Provided data =
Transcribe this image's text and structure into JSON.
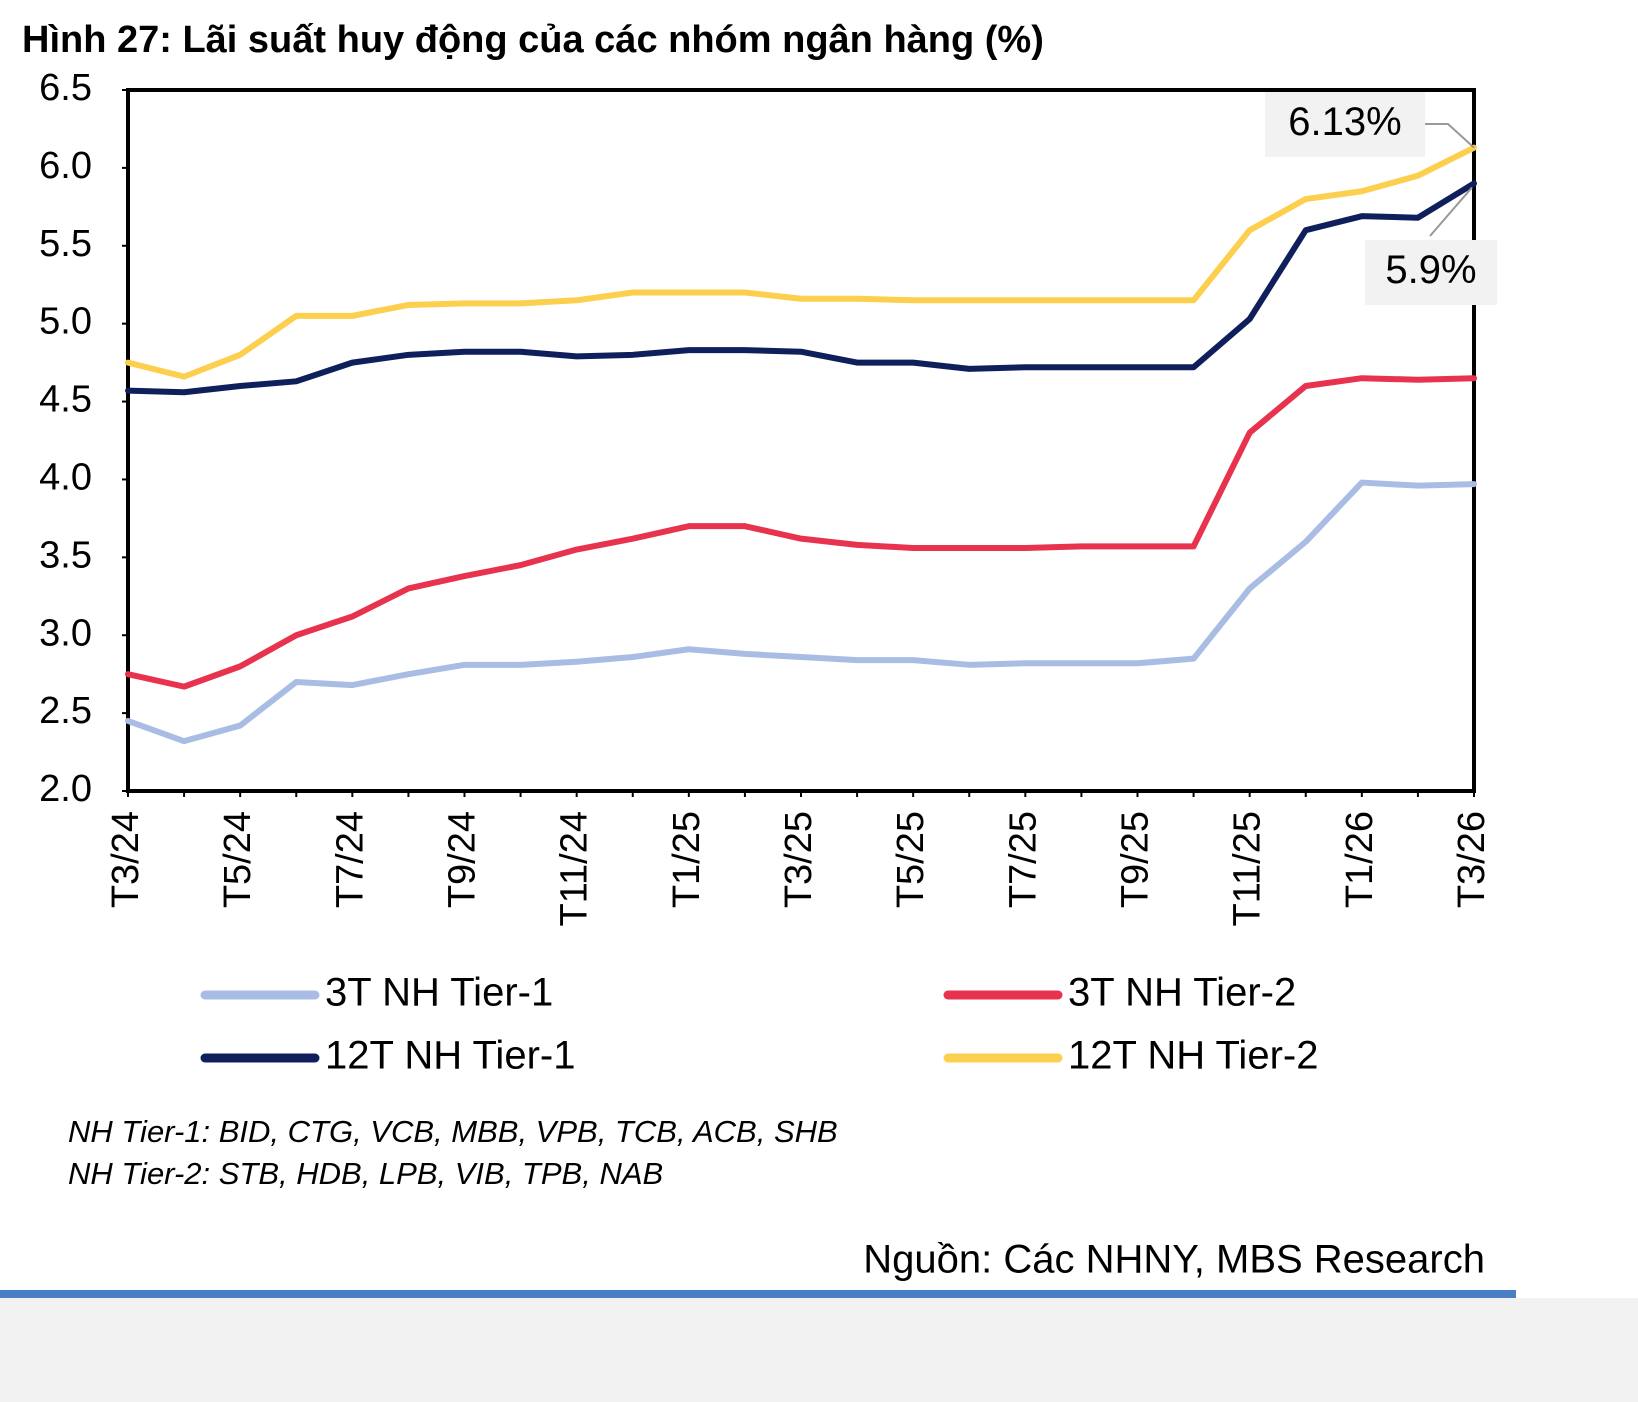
{
  "chart_data": {
    "type": "line",
    "title": "Hình 27: Lãi suất huy động của các nhóm ngân hàng (%)",
    "categories": [
      "T3/24",
      null,
      "T5/24",
      null,
      "T7/24",
      null,
      "T9/24",
      null,
      "T11/24",
      null,
      "T1/25",
      null,
      "T3/25",
      null,
      "T5/25",
      null,
      "T7/25",
      null,
      "T9/25",
      null,
      "T11/25",
      null,
      "T1/26",
      null,
      "T3/26"
    ],
    "series": [
      {
        "name": "3T NH Tier-1",
        "color": "#a9bde4",
        "values": [
          2.45,
          2.32,
          2.42,
          2.7,
          2.68,
          2.75,
          2.81,
          2.81,
          2.83,
          2.86,
          2.91,
          2.88,
          2.86,
          2.84,
          2.84,
          2.81,
          2.82,
          2.82,
          2.82,
          2.85,
          3.3,
          3.6,
          3.98,
          3.96,
          3.97
        ]
      },
      {
        "name": "3T NH Tier-2",
        "color": "#e8334f",
        "values": [
          2.75,
          2.67,
          2.8,
          3.0,
          3.12,
          3.3,
          3.38,
          3.45,
          3.55,
          3.62,
          3.7,
          3.7,
          3.62,
          3.58,
          3.56,
          3.56,
          3.56,
          3.57,
          3.57,
          3.57,
          4.3,
          4.6,
          4.65,
          4.64,
          4.65
        ]
      },
      {
        "name": "12T NH Tier-1",
        "color": "#0f1f5c",
        "values": [
          4.57,
          4.56,
          4.6,
          4.63,
          4.75,
          4.8,
          4.82,
          4.82,
          4.79,
          4.8,
          4.83,
          4.83,
          4.82,
          4.75,
          4.75,
          4.71,
          4.72,
          4.72,
          4.72,
          4.72,
          5.03,
          5.6,
          5.69,
          5.68,
          5.9
        ],
        "value_labels": [
          null,
          null,
          null,
          null,
          null,
          null,
          null,
          null,
          null,
          null,
          null,
          null,
          null,
          null,
          null,
          null,
          null,
          null,
          null,
          null,
          null,
          null,
          null,
          null,
          "5.9%"
        ]
      },
      {
        "name": "12T NH Tier-2",
        "color": "#fccf4f",
        "values": [
          4.75,
          4.66,
          4.8,
          5.05,
          5.05,
          5.12,
          5.13,
          5.13,
          5.15,
          5.2,
          5.2,
          5.2,
          5.16,
          5.16,
          5.15,
          5.15,
          5.15,
          5.15,
          5.15,
          5.15,
          5.6,
          5.8,
          5.85,
          5.95,
          6.13
        ],
        "value_labels": [
          null,
          null,
          null,
          null,
          null,
          null,
          null,
          null,
          null,
          null,
          null,
          null,
          null,
          null,
          null,
          null,
          null,
          null,
          null,
          null,
          null,
          null,
          null,
          null,
          "6.13%"
        ]
      }
    ],
    "ylim": [
      2.0,
      6.5
    ],
    "yticks": [
      {
        "value": 2.0,
        "label": "2.0"
      },
      2.5,
      {
        "value": 3.0,
        "label": "3.0"
      },
      3.5,
      {
        "value": 4.0,
        "label": "4.0"
      },
      4.5,
      {
        "value": 5.0,
        "label": "5.0"
      },
      5.5,
      {
        "value": 6.0,
        "label": "6.0"
      },
      6.5
    ],
    "notes": [
      "NH Tier-1: BID, CTG, VCB, MBB, VPB, TCB, ACB, SHB",
      "NH Tier-2: STB, HDB, LPB, VIB, TPB, NAB"
    ],
    "source": "Nguồn: Các NHNY, MBS Research"
  }
}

Written task = Every line of the data above should be quoted exactly. Omit the pictures.

Problem solution =
Transcribe this image's text and structure into JSON.
{
  "chart_data": {
    "type": "line",
    "title": "Hình 27: Lãi suất huy động của các nhóm ngân hàng (%)",
    "categories": [
      "T3/24",
      null,
      "T5/24",
      null,
      "T7/24",
      null,
      "T9/24",
      null,
      "T11/24",
      null,
      "T1/25",
      null,
      "T3/25",
      null,
      "T5/25",
      null,
      "T7/25",
      null,
      "T9/25",
      null,
      "T11/25",
      null,
      "T1/26",
      null,
      "T3/26"
    ],
    "series": [
      {
        "name": "3T NH Tier-1",
        "color": "#a9bde4",
        "values": [
          2.45,
          2.32,
          2.42,
          2.7,
          2.68,
          2.75,
          2.81,
          2.81,
          2.83,
          2.86,
          2.91,
          2.88,
          2.86,
          2.84,
          2.84,
          2.81,
          2.82,
          2.82,
          2.82,
          2.85,
          3.3,
          3.6,
          3.98,
          3.96,
          3.97
        ]
      },
      {
        "name": "3T NH Tier-2",
        "color": "#e8334f",
        "values": [
          2.75,
          2.67,
          2.8,
          3.0,
          3.12,
          3.3,
          3.38,
          3.45,
          3.55,
          3.62,
          3.7,
          3.7,
          3.62,
          3.58,
          3.56,
          3.56,
          3.56,
          3.57,
          3.57,
          3.57,
          4.3,
          4.6,
          4.65,
          4.64,
          4.65
        ]
      },
      {
        "name": "12T NH Tier-1",
        "color": "#0f1f5c",
        "values": [
          4.57,
          4.56,
          4.6,
          4.63,
          4.75,
          4.8,
          4.82,
          4.82,
          4.79,
          4.8,
          4.83,
          4.83,
          4.82,
          4.75,
          4.75,
          4.71,
          4.72,
          4.72,
          4.72,
          4.72,
          5.03,
          5.6,
          5.69,
          5.68,
          5.9
        ],
        "value_labels": [
          null,
          null,
          null,
          null,
          null,
          null,
          null,
          null,
          null,
          null,
          null,
          null,
          null,
          null,
          null,
          null,
          null,
          null,
          null,
          null,
          null,
          null,
          null,
          null,
          "5.9%"
        ]
      },
      {
        "name": "12T NH Tier-2",
        "color": "#fccf4f",
        "values": [
          4.75,
          4.66,
          4.8,
          5.05,
          5.05,
          5.12,
          5.13,
          5.13,
          5.15,
          5.2,
          5.2,
          5.2,
          5.16,
          5.16,
          5.15,
          5.15,
          5.15,
          5.15,
          5.15,
          5.15,
          5.6,
          5.8,
          5.85,
          5.95,
          6.13
        ],
        "value_labels": [
          null,
          null,
          null,
          null,
          null,
          null,
          null,
          null,
          null,
          null,
          null,
          null,
          null,
          null,
          null,
          null,
          null,
          null,
          null,
          null,
          null,
          null,
          null,
          null,
          "6.13%"
        ]
      }
    ],
    "ylim": [
      2.0,
      6.5
    ],
    "yticks": [
      {
        "value": 2.0,
        "label": "2.0"
      },
      2.5,
      {
        "value": 3.0,
        "label": "3.0"
      },
      3.5,
      {
        "value": 4.0,
        "label": "4.0"
      },
      4.5,
      {
        "value": 5.0,
        "label": "5.0"
      },
      5.5,
      {
        "value": 6.0,
        "label": "6.0"
      },
      6.5
    ],
    "notes": [
      "NH Tier-1: BID, CTG, VCB, MBB, VPB, TCB, ACB, SHB",
      "NH Tier-2: STB, HDB, LPB, VIB, TPB, NAB"
    ],
    "source": "Nguồn: Các NHNY, MBS Research"
  }
}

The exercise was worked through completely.